== Request ==
Which lines below hold the word "Windows"? Report each one.

━━━━━━━━

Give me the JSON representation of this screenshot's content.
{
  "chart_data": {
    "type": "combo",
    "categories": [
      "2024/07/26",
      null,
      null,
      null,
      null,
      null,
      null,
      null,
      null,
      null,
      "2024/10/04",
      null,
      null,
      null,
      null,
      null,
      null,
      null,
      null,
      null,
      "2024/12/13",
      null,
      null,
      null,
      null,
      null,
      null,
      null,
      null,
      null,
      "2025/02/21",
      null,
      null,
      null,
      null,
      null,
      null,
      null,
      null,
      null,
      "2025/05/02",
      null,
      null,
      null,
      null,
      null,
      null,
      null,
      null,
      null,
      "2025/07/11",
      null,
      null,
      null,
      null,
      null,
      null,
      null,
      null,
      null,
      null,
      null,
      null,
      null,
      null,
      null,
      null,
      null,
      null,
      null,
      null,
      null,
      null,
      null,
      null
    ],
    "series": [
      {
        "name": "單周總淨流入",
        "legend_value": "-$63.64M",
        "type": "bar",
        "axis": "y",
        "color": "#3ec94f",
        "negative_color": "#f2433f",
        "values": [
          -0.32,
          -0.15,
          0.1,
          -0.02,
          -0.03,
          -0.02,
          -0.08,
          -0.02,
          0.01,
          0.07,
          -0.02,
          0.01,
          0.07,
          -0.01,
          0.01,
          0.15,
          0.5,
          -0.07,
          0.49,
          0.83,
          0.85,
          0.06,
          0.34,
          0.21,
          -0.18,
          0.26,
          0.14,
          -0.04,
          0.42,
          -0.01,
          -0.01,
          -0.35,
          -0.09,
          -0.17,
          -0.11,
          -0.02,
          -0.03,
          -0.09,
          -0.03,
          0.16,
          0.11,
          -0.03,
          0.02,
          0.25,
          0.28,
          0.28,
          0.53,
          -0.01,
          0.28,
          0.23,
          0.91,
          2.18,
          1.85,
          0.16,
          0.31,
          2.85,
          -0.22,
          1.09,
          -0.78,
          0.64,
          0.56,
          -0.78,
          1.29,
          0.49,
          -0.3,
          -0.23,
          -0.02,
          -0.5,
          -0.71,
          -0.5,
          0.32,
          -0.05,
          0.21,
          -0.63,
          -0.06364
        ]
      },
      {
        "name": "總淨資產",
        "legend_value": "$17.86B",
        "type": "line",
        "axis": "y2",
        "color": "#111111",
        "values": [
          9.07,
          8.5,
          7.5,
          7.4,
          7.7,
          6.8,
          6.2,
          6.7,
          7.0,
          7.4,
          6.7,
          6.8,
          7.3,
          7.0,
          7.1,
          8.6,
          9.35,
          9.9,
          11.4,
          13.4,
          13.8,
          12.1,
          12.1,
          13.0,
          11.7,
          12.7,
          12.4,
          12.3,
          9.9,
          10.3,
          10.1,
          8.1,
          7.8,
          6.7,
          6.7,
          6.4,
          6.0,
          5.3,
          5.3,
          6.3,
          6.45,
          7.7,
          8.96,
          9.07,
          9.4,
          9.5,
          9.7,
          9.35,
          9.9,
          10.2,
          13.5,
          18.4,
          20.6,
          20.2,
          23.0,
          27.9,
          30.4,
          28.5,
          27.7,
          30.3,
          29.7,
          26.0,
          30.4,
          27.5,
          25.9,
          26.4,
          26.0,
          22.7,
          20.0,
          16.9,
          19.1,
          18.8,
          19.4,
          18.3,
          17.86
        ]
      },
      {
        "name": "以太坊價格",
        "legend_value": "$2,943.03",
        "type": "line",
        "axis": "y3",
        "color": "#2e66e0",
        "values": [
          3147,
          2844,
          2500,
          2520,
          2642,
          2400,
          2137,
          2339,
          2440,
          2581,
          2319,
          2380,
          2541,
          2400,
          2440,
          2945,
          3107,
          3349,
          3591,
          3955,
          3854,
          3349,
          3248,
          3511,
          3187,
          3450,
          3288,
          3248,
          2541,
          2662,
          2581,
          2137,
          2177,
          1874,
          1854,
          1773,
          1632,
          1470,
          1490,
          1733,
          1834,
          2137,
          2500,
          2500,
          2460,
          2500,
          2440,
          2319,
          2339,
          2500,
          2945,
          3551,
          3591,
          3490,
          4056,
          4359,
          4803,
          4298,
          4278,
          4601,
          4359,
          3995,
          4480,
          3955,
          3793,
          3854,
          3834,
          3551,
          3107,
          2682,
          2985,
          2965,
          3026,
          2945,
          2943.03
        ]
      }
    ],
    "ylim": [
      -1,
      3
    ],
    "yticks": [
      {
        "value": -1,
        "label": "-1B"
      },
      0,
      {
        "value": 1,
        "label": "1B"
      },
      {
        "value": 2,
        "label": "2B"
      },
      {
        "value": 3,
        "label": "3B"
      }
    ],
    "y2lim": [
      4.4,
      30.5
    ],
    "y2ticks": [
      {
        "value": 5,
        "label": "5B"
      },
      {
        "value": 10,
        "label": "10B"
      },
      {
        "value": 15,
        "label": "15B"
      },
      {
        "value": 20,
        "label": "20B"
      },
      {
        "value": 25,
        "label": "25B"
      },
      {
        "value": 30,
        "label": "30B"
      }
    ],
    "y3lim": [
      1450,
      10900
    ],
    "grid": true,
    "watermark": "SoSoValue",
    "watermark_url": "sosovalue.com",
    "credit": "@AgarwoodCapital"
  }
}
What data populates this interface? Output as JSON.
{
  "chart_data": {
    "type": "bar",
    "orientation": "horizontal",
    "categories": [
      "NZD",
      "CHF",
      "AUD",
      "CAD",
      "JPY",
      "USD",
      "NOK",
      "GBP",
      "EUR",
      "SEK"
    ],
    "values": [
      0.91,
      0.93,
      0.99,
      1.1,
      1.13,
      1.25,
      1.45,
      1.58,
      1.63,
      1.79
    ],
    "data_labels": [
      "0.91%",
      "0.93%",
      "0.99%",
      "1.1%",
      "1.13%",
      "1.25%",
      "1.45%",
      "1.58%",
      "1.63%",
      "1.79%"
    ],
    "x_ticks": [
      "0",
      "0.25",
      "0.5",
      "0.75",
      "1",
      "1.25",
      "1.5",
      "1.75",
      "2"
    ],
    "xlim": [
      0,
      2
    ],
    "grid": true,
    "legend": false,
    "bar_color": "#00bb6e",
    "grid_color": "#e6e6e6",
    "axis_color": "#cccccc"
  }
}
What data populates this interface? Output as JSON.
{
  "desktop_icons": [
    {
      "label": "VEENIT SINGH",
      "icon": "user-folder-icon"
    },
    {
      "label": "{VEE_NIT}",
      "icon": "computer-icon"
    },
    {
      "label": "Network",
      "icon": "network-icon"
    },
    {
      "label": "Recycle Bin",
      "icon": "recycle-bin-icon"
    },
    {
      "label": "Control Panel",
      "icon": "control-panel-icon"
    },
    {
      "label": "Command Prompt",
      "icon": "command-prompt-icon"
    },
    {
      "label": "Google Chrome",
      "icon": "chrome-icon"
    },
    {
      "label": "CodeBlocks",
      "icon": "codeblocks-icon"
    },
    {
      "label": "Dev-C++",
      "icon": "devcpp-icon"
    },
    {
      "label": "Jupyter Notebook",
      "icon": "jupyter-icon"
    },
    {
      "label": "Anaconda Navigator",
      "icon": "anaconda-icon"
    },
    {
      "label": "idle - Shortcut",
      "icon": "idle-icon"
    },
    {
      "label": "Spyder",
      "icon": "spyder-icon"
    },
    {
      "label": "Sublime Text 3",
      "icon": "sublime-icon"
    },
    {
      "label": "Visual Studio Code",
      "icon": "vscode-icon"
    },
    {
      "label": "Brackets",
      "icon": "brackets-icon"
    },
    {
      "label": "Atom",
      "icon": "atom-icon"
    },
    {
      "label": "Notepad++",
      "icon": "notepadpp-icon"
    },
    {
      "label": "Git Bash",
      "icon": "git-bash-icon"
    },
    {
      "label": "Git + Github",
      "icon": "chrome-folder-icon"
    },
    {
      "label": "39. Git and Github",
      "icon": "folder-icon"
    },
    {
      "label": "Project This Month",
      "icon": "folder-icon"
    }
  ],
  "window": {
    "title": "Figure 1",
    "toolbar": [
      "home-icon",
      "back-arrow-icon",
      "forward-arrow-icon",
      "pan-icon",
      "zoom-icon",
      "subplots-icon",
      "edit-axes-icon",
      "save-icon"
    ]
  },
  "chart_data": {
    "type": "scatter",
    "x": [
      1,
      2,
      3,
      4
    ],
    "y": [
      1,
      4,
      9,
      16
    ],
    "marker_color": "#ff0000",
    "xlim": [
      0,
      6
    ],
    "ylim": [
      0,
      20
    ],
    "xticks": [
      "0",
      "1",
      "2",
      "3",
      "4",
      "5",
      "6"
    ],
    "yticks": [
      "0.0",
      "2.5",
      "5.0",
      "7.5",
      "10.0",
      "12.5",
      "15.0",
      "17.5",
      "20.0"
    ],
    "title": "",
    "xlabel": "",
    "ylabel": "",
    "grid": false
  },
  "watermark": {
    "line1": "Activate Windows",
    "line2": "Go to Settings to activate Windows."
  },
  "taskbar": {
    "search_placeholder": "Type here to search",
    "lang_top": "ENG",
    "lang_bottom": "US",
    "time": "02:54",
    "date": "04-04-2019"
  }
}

━━━━━━━━

== Result of the task ==
    "line1": "Activate Windows",
    "line2": "Go to Settings to activate Windows."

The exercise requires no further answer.